(Dataset records):
## START

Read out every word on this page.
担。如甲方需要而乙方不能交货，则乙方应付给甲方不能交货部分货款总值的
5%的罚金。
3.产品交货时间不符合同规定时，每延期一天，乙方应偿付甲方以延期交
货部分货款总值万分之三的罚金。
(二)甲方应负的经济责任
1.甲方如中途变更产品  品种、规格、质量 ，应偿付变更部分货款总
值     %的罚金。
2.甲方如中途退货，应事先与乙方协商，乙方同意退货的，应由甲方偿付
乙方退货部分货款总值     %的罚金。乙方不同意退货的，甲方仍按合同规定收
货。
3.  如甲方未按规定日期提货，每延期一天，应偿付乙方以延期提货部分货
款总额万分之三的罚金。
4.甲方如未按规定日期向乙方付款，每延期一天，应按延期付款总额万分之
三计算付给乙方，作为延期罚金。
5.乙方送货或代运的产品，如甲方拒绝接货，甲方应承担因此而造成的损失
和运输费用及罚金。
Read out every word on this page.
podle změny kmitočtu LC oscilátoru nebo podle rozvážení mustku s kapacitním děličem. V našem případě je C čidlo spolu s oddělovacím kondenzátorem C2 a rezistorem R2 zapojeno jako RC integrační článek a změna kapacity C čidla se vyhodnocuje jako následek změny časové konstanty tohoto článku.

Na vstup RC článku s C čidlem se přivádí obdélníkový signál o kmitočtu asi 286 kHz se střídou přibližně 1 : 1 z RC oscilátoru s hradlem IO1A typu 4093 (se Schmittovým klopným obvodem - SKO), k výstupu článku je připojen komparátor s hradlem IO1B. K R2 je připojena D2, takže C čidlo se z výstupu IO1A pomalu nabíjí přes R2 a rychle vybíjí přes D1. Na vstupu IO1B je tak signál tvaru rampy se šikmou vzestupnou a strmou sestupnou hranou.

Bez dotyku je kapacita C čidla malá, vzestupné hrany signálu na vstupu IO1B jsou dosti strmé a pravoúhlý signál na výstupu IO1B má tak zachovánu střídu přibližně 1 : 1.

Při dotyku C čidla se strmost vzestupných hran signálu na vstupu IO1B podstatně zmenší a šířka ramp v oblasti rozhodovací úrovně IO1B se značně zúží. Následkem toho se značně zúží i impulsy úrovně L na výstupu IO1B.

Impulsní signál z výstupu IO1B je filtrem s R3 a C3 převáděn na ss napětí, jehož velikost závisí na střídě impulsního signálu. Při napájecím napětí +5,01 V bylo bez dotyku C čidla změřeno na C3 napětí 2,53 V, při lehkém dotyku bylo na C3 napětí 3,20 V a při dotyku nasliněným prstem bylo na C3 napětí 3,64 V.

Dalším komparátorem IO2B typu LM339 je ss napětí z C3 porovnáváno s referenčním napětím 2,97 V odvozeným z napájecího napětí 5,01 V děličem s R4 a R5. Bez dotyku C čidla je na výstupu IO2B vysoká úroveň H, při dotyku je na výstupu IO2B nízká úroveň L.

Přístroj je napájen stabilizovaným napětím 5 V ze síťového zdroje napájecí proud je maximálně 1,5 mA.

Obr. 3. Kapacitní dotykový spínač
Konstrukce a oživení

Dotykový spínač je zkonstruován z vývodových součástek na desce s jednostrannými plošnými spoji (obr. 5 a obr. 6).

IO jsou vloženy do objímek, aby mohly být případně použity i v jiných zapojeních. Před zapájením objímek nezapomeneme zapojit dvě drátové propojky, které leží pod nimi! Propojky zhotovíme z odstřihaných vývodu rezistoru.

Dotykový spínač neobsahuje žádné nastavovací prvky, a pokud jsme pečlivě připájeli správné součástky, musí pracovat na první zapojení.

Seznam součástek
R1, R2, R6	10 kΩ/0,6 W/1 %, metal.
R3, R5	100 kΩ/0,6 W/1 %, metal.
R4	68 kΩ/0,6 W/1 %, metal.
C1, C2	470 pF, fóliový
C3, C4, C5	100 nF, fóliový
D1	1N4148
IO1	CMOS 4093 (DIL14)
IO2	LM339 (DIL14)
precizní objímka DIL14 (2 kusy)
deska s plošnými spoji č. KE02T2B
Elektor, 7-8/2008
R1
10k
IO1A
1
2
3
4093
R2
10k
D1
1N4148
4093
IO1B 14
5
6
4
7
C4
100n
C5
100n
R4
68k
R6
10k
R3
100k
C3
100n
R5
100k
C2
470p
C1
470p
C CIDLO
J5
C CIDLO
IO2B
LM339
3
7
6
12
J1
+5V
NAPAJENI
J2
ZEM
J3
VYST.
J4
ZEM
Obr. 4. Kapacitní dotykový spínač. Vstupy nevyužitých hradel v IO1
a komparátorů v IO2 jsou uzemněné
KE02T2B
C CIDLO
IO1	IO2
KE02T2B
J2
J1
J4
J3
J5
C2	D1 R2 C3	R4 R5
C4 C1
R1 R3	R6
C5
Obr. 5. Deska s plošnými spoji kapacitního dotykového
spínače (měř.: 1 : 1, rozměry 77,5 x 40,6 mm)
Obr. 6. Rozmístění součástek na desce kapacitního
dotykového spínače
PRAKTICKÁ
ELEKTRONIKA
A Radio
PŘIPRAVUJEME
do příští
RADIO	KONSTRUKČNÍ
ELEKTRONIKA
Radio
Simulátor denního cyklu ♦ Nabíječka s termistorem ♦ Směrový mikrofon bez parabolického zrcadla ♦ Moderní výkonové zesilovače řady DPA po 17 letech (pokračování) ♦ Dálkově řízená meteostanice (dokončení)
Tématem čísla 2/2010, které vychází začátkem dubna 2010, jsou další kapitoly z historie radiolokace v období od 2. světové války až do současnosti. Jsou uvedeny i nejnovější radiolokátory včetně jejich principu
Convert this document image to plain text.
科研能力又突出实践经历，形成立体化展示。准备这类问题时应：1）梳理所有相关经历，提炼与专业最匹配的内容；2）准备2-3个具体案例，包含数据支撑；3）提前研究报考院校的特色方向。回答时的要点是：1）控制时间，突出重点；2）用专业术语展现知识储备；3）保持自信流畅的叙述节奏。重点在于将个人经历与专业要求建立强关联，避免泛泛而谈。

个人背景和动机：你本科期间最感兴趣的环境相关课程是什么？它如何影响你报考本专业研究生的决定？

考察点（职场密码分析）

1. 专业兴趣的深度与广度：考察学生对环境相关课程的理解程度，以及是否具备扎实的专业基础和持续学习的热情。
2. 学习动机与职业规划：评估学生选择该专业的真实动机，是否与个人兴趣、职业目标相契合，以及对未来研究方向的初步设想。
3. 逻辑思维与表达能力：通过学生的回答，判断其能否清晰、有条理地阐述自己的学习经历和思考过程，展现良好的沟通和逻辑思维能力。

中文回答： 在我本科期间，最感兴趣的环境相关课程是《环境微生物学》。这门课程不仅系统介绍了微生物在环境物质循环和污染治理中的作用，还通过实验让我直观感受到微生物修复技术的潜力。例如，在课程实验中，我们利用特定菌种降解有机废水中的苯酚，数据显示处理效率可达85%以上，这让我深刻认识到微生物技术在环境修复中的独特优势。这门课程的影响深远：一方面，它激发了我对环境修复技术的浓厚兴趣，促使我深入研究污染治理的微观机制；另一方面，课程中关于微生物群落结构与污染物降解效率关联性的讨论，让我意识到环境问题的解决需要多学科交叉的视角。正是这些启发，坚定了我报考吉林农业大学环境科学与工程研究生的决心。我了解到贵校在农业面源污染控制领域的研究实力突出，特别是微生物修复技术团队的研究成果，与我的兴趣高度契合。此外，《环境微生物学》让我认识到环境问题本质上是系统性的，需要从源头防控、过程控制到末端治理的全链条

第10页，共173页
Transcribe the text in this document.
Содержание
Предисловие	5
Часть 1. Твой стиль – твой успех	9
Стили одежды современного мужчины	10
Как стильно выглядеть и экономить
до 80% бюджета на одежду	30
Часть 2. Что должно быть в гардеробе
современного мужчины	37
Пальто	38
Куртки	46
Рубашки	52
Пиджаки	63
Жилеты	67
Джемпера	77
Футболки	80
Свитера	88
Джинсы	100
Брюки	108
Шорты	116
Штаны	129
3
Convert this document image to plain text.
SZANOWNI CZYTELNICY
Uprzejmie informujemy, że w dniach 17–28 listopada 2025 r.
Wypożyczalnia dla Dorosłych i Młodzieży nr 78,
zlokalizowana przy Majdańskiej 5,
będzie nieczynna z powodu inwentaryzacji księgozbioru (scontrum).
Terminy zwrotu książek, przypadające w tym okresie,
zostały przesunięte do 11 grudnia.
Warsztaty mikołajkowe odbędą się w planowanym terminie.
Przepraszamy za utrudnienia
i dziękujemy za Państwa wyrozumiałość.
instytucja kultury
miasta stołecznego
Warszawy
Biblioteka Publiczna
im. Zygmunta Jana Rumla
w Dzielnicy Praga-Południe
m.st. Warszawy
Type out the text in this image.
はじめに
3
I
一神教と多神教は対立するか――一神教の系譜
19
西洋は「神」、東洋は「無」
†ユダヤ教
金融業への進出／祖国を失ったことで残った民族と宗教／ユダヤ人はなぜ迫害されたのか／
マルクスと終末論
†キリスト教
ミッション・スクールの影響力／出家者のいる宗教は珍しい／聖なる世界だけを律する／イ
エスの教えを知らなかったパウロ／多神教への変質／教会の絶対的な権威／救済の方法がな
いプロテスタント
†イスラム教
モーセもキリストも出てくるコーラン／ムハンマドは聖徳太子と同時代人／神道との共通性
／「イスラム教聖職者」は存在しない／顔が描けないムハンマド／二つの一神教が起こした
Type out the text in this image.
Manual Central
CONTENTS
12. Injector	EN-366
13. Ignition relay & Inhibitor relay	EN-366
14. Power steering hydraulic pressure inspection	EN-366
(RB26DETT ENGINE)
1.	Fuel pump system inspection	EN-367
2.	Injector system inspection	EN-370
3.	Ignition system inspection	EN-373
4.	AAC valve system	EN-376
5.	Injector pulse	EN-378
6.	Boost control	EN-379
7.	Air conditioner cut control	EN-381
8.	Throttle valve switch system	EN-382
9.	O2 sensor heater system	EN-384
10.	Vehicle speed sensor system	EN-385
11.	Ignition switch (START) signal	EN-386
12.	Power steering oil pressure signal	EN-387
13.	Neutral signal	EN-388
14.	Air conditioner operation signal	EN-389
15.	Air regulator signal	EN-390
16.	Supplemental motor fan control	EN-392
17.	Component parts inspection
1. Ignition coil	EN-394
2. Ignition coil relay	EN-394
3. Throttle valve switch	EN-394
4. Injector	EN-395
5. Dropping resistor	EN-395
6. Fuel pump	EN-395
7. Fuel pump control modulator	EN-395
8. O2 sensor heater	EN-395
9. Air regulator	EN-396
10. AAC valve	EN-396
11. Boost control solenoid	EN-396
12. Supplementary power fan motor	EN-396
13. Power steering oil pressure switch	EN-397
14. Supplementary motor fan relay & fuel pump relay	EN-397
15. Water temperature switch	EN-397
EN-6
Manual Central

## END

(Written task): Copy every line that includes the string "switch" from the material above.

(Complete response):
8.	Throttle valve switch system	EN-382
11.	Ignition switch (START) signal	EN-386
3. Throttle valve switch	EN-394
13. Power steering oil pressure switch	EN-397
15. Water temperature switch	EN-397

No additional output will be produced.